Visual layout annotation data

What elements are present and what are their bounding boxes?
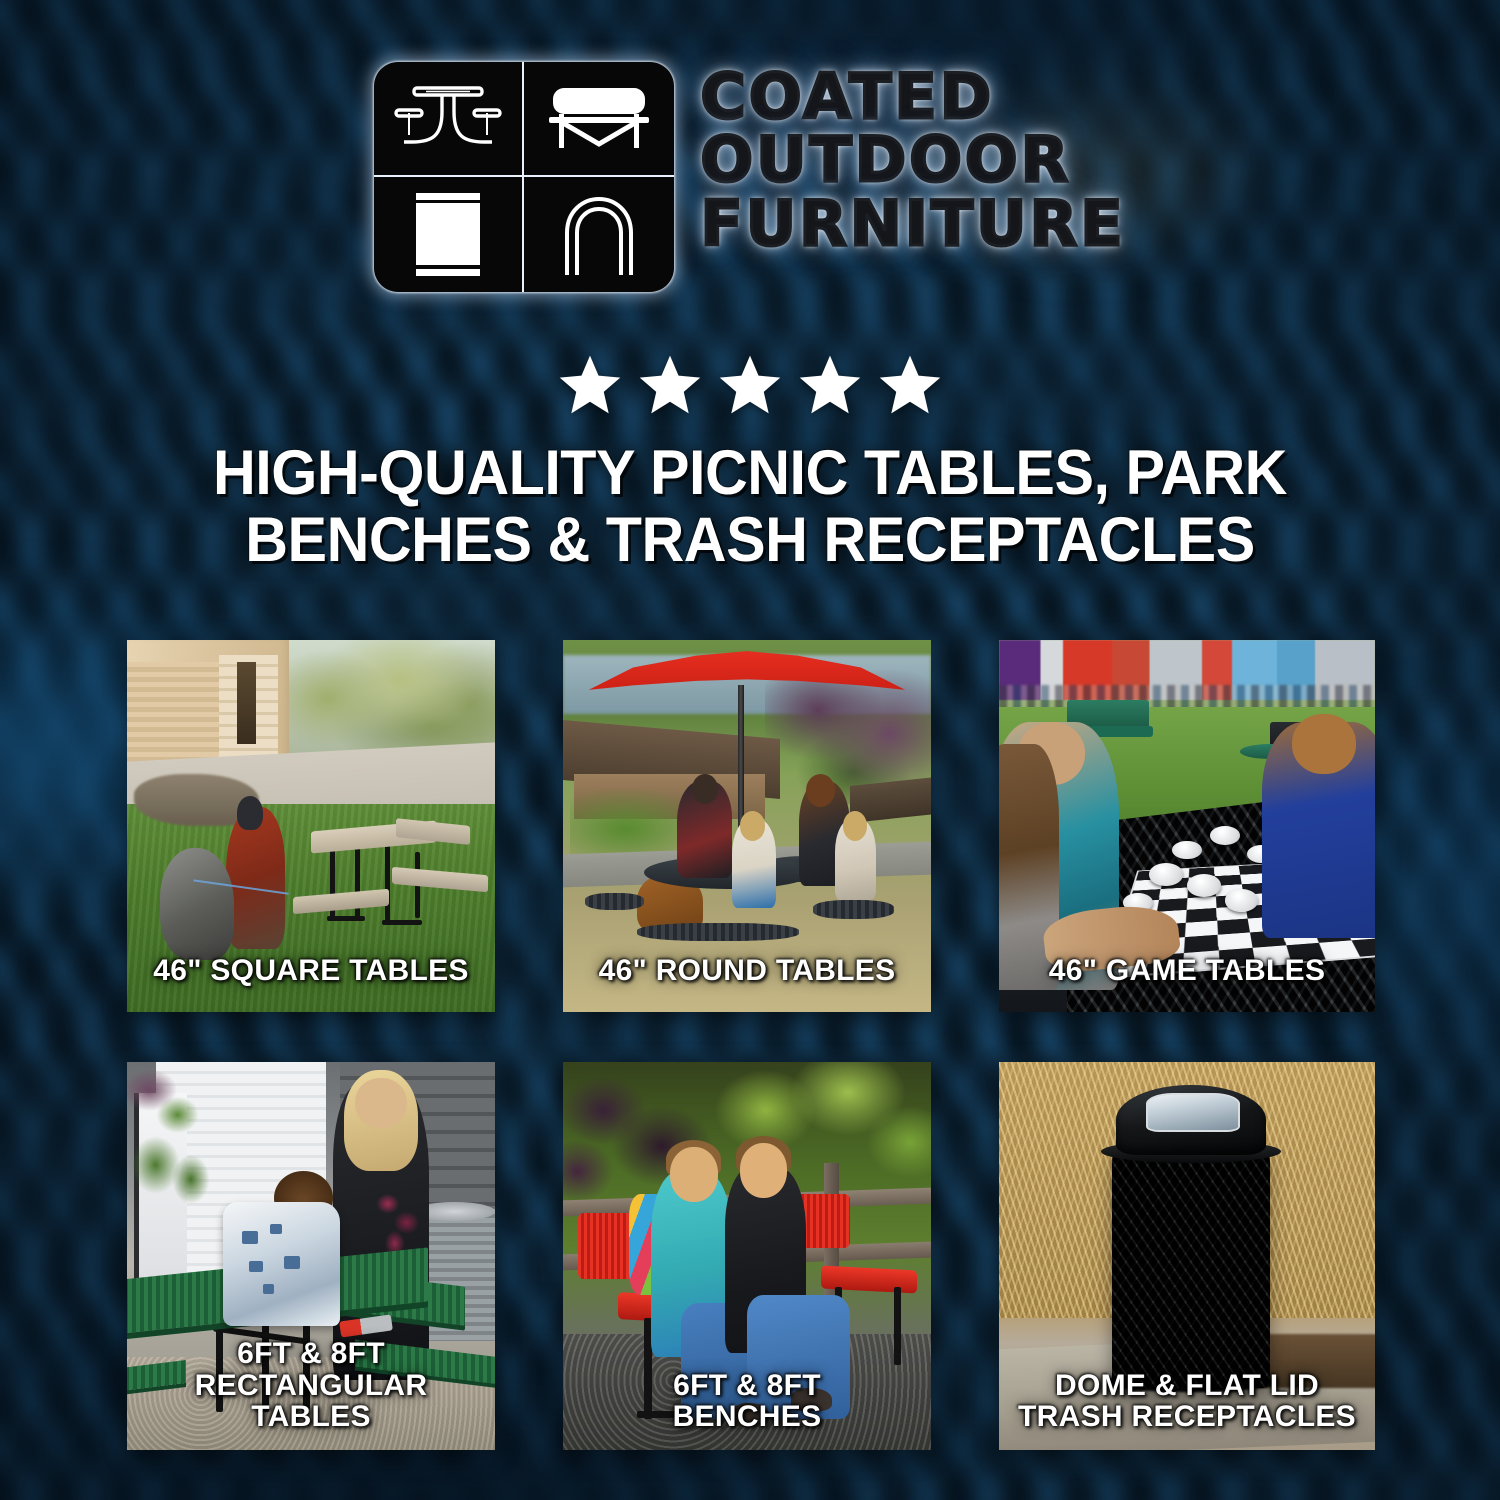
star-icon xyxy=(637,352,703,418)
caption-line-2: RECTANGULAR TABLES xyxy=(135,1370,487,1432)
brand-wordmark: COATED OUTDOOR FURNITURE xyxy=(700,62,1125,254)
trash-receptacle-icon xyxy=(374,177,524,292)
star-rating xyxy=(0,352,1500,418)
product-grid: 46" SQUARE TABLES 46" ROUND TABLES xyxy=(127,640,1375,1450)
brand-header: COATED OUTDOOR FURNITURE xyxy=(0,62,1500,292)
product-caption-rectangular-tables: 6FT & 8FT RECTANGULAR TABLES xyxy=(127,1338,495,1432)
star-icon xyxy=(797,352,863,418)
page-headline: HIGH-QUALITY PICNIC TABLES, PARK BENCHES… xyxy=(45,440,1455,574)
headline-line-1: HIGH-QUALITY PICNIC TABLES, PARK xyxy=(120,440,1380,507)
picnic-table-icon xyxy=(374,62,524,177)
caption-line-1: 46" ROUND TABLES xyxy=(571,955,923,986)
poster-canvas: COATED OUTDOOR FURNITURE HIGH-QUALITY PI… xyxy=(0,0,1500,1500)
caption-line-2: BENCHES xyxy=(571,1401,923,1432)
caption-line-1: 6FT & 8FT xyxy=(571,1370,923,1401)
product-caption-square-tables: 46" SQUARE TABLES xyxy=(127,955,495,986)
headline-line-2: BENCHES & TRASH RECEPTACLES xyxy=(120,507,1380,574)
product-tile-square-tables[interactable]: 46" SQUARE TABLES xyxy=(127,640,495,1012)
caption-line-1: 46" GAME TABLES xyxy=(1007,955,1367,986)
product-tile-game-tables[interactable]: 46" GAME TABLES xyxy=(999,640,1375,1012)
star-icon xyxy=(717,352,783,418)
bench-icon xyxy=(524,62,674,177)
caption-line-1: DOME & FLAT LID xyxy=(1007,1370,1367,1401)
caption-line-1: 46" SQUARE TABLES xyxy=(135,955,487,986)
star-icon xyxy=(557,352,623,418)
product-tile-rectangular-tables[interactable]: 6FT & 8FT RECTANGULAR TABLES xyxy=(127,1062,495,1450)
product-tile-trash-receptacles[interactable]: DOME & FLAT LID TRASH RECEPTACLES xyxy=(999,1062,1375,1450)
star-icon xyxy=(877,352,943,418)
product-tile-benches[interactable]: 6FT & 8FT BENCHES xyxy=(563,1062,931,1450)
bike-rack-icon xyxy=(524,177,674,292)
product-tile-round-tables[interactable]: 46" ROUND TABLES xyxy=(563,640,931,1012)
product-caption-benches: 6FT & 8FT BENCHES xyxy=(563,1370,931,1432)
caption-line-2: TRASH RECEPTACLES xyxy=(1007,1401,1367,1432)
brand-line-2: OUTDOOR xyxy=(700,129,1125,190)
brand-logo-mark xyxy=(374,62,674,292)
product-caption-trash-receptacles: DOME & FLAT LID TRASH RECEPTACLES xyxy=(999,1370,1375,1432)
brand-line-3: FURNITURE xyxy=(700,193,1125,254)
caption-line-1: 6FT & 8FT xyxy=(135,1338,487,1369)
product-caption-game-tables: 46" GAME TABLES xyxy=(999,955,1375,986)
product-caption-round-tables: 46" ROUND TABLES xyxy=(563,955,931,986)
brand-line-1: COATED xyxy=(700,66,1125,127)
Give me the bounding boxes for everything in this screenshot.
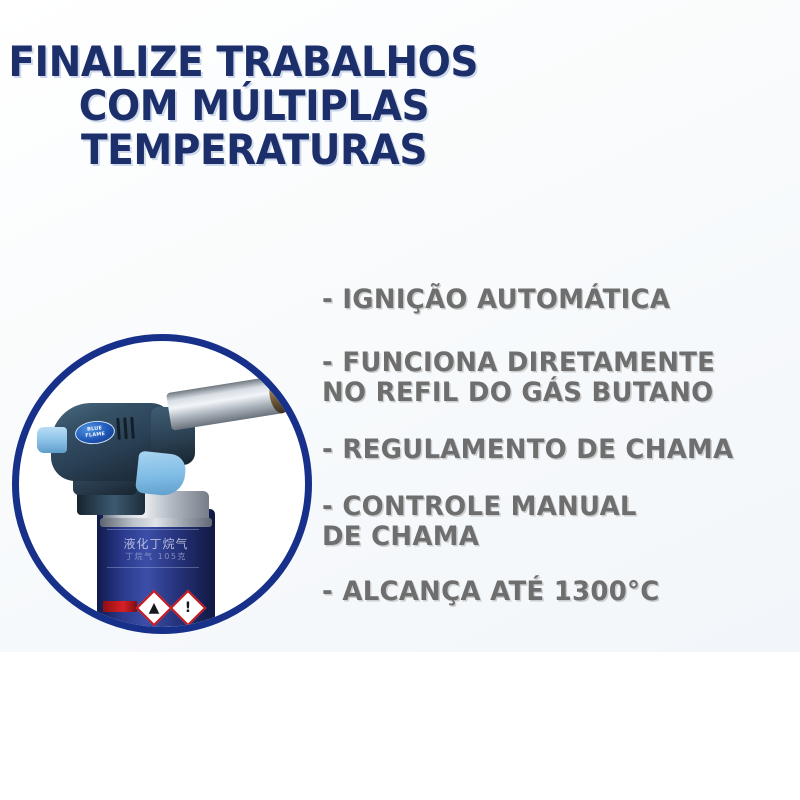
feature-text-continued: DE CHAMA	[322, 523, 773, 550]
can-divider-line-2	[107, 567, 199, 568]
can-divider-line	[107, 529, 199, 530]
feature-item-regulamento-de-chama: - REGULAMENTO DE CHAMA	[322, 436, 792, 463]
feature-item-controle-manual: - CONTROLE MANUAL DE CHAMA	[322, 493, 792, 550]
chrome-nozzle	[166, 374, 290, 430]
vent-slot	[130, 417, 135, 439]
feature-list: - IGNIÇÃO AUTOMÁTICA - FUNCIONA DIRETAME…	[322, 286, 792, 605]
flame-glyph: ▲	[143, 597, 165, 619]
torch-vent-slots	[116, 416, 143, 440]
can-label-chinese-sub: 丁烷气 105克	[97, 551, 215, 562]
gas-adjust-knob[interactable]	[37, 427, 67, 453]
feature-text-continued: NO REFIL DO GÁS BUTANO	[322, 379, 773, 406]
bottom-whitespace	[0, 652, 800, 800]
hazard-flammable-icon: ▲	[136, 590, 173, 627]
feature-text: - CONTROLE MANUAL	[322, 493, 773, 520]
can-label-chinese: 液化丁烷气	[97, 535, 215, 552]
vent-slot	[116, 418, 121, 440]
butane-gas-can: 液化丁烷气 丁烷气 105克 ▲ ! 净含量	[97, 509, 215, 634]
vent-slot	[123, 417, 128, 439]
feature-text: - FUNCIONA DIRETAMENTE	[322, 349, 773, 376]
feature-item-alcanca-1300c: - ALCANÇA ATÉ 1300°C	[322, 578, 792, 605]
feature-item-ignicao-automatica: - IGNIÇÃO AUTOMÁTICA	[322, 286, 792, 313]
feature-text: - ALCANÇA ATÉ 1300°C	[322, 578, 773, 605]
feature-item-funciona-diretamente: - FUNCIONA DIRETAMENTE NO REFIL DO GÁS B…	[322, 349, 792, 406]
brand-badge-text: BLUEFLAME	[85, 426, 106, 440]
product-feature-poster: FINALIZE TRABALHOS COM MÚLTIPLAS TEMPERA…	[0, 0, 800, 800]
headline-line-1: FINALIZE TRABALHOS	[8, 42, 495, 82]
feature-text: - IGNIÇÃO AUTOMÁTICA	[322, 286, 773, 313]
headline-line-2: COM MÚLTIPLAS	[12, 86, 496, 126]
feature-text: - REGULAMENTO DE CHAMA	[322, 436, 773, 463]
headline-line-3: TEMPERATURAS	[12, 130, 496, 170]
hazard-warning-icon: !	[170, 590, 207, 627]
exclamation-glyph: !	[177, 597, 199, 619]
product-image-circle: 液化丁烷气 丁烷气 105克 ▲ ! 净含量 BLUEFLAME	[12, 334, 312, 634]
nozzle-tip	[267, 374, 293, 415]
headline-block: FINALIZE TRABALHOS COM MÚLTIPLAS TEMPERA…	[0, 42, 514, 170]
torch-illustration: 液化丁烷气 丁烷气 105克 ▲ ! 净含量 BLUEFLAME	[19, 341, 305, 627]
can-red-band	[103, 601, 137, 612]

EXERCISE OBJECTIVE:
Swap every "star-icon" in the rows for "rating-star" and write out all the rows again with nothing else changed. Leave the pictures out of your answer.

IN RESPONSE:
What elements are present and what are their bounding boxes?
rating-star xyxy=(637,352,703,418)
caption-line-2: RECTANGULAR TABLES xyxy=(135,1370,487,1432)
brand-wordmark: COATED OUTDOOR FURNITURE xyxy=(700,62,1125,254)
trash-receptacle-icon xyxy=(374,177,524,292)
star-rating xyxy=(0,352,1500,418)
product-grid: 46" SQUARE TABLES 46" ROUND TABLES xyxy=(127,640,1375,1450)
brand-header: COATED OUTDOOR FURNITURE xyxy=(0,62,1500,292)
product-caption-rectangular-tables: 6FT & 8FT RECTANGULAR TABLES xyxy=(127,1338,495,1432)
rating-star xyxy=(797,352,863,418)
page-headline: HIGH-QUALITY PICNIC TABLES, PARK BENCHES… xyxy=(45,440,1455,574)
headline-line-1: HIGH-QUALITY PICNIC TABLES, PARK xyxy=(120,440,1380,507)
picnic-table-icon xyxy=(374,62,524,177)
caption-line-1: 46" ROUND TABLES xyxy=(571,955,923,986)
poster-canvas: COATED OUTDOOR FURNITURE HIGH-QUALITY PI… xyxy=(0,0,1500,1500)
caption-line-2: BENCHES xyxy=(571,1401,923,1432)
caption-line-1: 6FT & 8FT xyxy=(571,1370,923,1401)
product-caption-square-tables: 46" SQUARE TABLES xyxy=(127,955,495,986)
headline-line-2: BENCHES & TRASH RECEPTACLES xyxy=(120,507,1380,574)
product-tile-square-tables[interactable]: 46" SQUARE TABLES xyxy=(127,640,495,1012)
caption-line-1: 46" GAME TABLES xyxy=(1007,955,1367,986)
product-tile-game-tables[interactable]: 46" GAME TABLES xyxy=(999,640,1375,1012)
rating-star xyxy=(717,352,783,418)
bench-icon xyxy=(524,62,674,177)
caption-line-1: DOME & FLAT LID xyxy=(1007,1370,1367,1401)
caption-line-1: 46" SQUARE TABLES xyxy=(135,955,487,986)
rating-star xyxy=(557,352,623,418)
product-tile-rectangular-tables[interactable]: 6FT & 8FT RECTANGULAR TABLES xyxy=(127,1062,495,1450)
product-tile-trash-receptacles[interactable]: DOME & FLAT LID TRASH RECEPTACLES xyxy=(999,1062,1375,1450)
rating-star xyxy=(877,352,943,418)
product-tile-benches[interactable]: 6FT & 8FT BENCHES xyxy=(563,1062,931,1450)
bike-rack-icon xyxy=(524,177,674,292)
product-tile-round-tables[interactable]: 46" ROUND TABLES xyxy=(563,640,931,1012)
product-caption-benches: 6FT & 8FT BENCHES xyxy=(563,1370,931,1432)
caption-line-2: TRASH RECEPTACLES xyxy=(1007,1401,1367,1432)
brand-line-2: OUTDOOR xyxy=(700,129,1125,190)
brand-logo-mark xyxy=(374,62,674,292)
product-caption-trash-receptacles: DOME & FLAT LID TRASH RECEPTACLES xyxy=(999,1370,1375,1432)
brand-line-3: FURNITURE xyxy=(700,193,1125,254)
caption-line-1: 6FT & 8FT xyxy=(135,1338,487,1369)
product-caption-game-tables: 46" GAME TABLES xyxy=(999,955,1375,986)
product-caption-round-tables: 46" ROUND TABLES xyxy=(563,955,931,986)
brand-line-1: COATED xyxy=(700,66,1125,127)
Give me the bounding boxes for everything in this screenshot.
feature-text-continued: DE CHAMA	[322, 523, 773, 550]
can-divider-line-2	[107, 567, 199, 568]
can-divider-line	[107, 529, 199, 530]
feature-item-regulamento-de-chama: - REGULAMENTO DE CHAMA	[322, 436, 792, 463]
feature-item-controle-manual: - CONTROLE MANUAL DE CHAMA	[322, 493, 792, 550]
chrome-nozzle	[166, 374, 290, 430]
vent-slot	[130, 417, 135, 439]
feature-list: - IGNIÇÃO AUTOMÁTICA - FUNCIONA DIRETAME…	[322, 286, 792, 605]
flame-glyph: ▲	[143, 597, 165, 619]
torch-vent-slots	[116, 416, 143, 440]
can-label-chinese-sub: 丁烷气 105克	[97, 551, 215, 562]
gas-adjust-knob[interactable]	[37, 427, 67, 453]
feature-text-continued: NO REFIL DO GÁS BUTANO	[322, 379, 773, 406]
bottom-whitespace	[0, 652, 800, 800]
hazard-flammable-icon: ▲	[136, 590, 173, 627]
feature-text: - CONTROLE MANUAL	[322, 493, 773, 520]
can-label-chinese: 液化丁烷气	[97, 535, 215, 552]
vent-slot	[116, 418, 121, 440]
butane-gas-can: 液化丁烷气 丁烷气 105克 ▲ ! 净含量	[97, 509, 215, 634]
vent-slot	[123, 417, 128, 439]
feature-text: - FUNCIONA DIRETAMENTE	[322, 349, 773, 376]
feature-item-alcanca-1300c: - ALCANÇA ATÉ 1300°C	[322, 578, 792, 605]
feature-item-ignicao-automatica: - IGNIÇÃO AUTOMÁTICA	[322, 286, 792, 313]
feature-text: - ALCANÇA ATÉ 1300°C	[322, 578, 773, 605]
feature-item-funciona-diretamente: - FUNCIONA DIRETAMENTE NO REFIL DO GÁS B…	[322, 349, 792, 406]
brand-badge-text: BLUEFLAME	[85, 426, 106, 440]
product-feature-poster: FINALIZE TRABALHOS COM MÚLTIPLAS TEMPERA…	[0, 0, 800, 800]
headline-line-1: FINALIZE TRABALHOS	[8, 42, 495, 82]
feature-text: - IGNIÇÃO AUTOMÁTICA	[322, 286, 773, 313]
headline-line-2: COM MÚLTIPLAS	[12, 86, 496, 126]
feature-text: - REGULAMENTO DE CHAMA	[322, 436, 773, 463]
headline-line-3: TEMPERATURAS	[12, 130, 496, 170]
hazard-warning-icon: !	[170, 590, 207, 627]
exclamation-glyph: !	[177, 597, 199, 619]
product-image-circle: 液化丁烷气 丁烷气 105克 ▲ ! 净含量 BLUEFLAME	[12, 334, 312, 634]
nozzle-tip	[267, 374, 293, 415]
headline-block: FINALIZE TRABALHOS COM MÚLTIPLAS TEMPERA…	[0, 42, 514, 170]
torch-illustration: 液化丁烷气 丁烷气 105克 ▲ ! 净含量 BLUEFLAME	[19, 341, 305, 627]
can-red-band	[103, 601, 137, 612]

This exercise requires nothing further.